- _THE REQUEST_
Extract each line of the material that follows exactly and omit its pictures.

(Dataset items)
☆ ☆ ☆ ☆ ☆ ☆ ☆
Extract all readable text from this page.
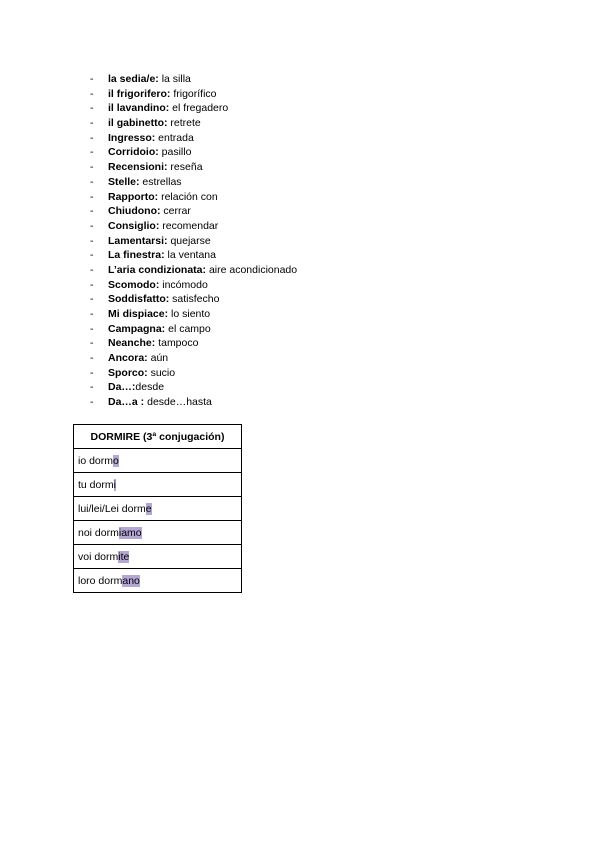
- la sedia/e: la silla
- il frigorifero: frigorífico
- il lavandino: el fregadero
- il gabinetto: retrete
- Ingresso: entrada
- Corridoio: pasillo
- Recensioni: reseña
- Stelle: estrellas
- Rapporto: relación con
- Chiudono: cerrar
- Consiglio: recomendar
- Lamentarsi: quejarse
- La finestra: la ventana
- L’aria condizionata: aire acondicionado
- Scomodo: incómodo
- Soddisfatto: satisfecho
- Mi dispiace: lo siento
- Campagna: el campo
- Neanche: tampoco
- Ancora: aún
- Sporco: sucio
- Da…:desde
- Da…a : desde…hasta
DORMIRE (3ª conjugación)
io dormo
tu dormi
lui/lei/Lei dorme
noi dormiamo
voi dormite
loro dormano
☆ ☆ ☆ ☆ ☆ ☆ ☆
- _THE COMPLETED TASK_
Extract all readable text from this page.
- la sedia/e: la silla
- il frigorifero: frigorífico
- il lavandino: el fregadero
- il gabinetto: retrete
- Ingresso: entrada
- Corridoio: pasillo
- Recensioni: reseña
- Stelle: estrellas
- Rapporto: relación con
- Chiudono: cerrar
- Consiglio: recomendar
- Lamentarsi: quejarse
- La finestra: la ventana
- L’aria condizionata: aire acondicionado
- Scomodo: incómodo
- Soddisfatto: satisfecho
- Mi dispiace: lo siento
- Campagna: el campo
- Neanche: tampoco
- Ancora: aún
- Sporco: sucio
- Da…:desde
- Da…a : desde…hasta
DORMIRE (3ª conjugación)
io dormo
tu dormi
lui/lei/Lei dorme
noi dormiamo
voi dormite
loro dormano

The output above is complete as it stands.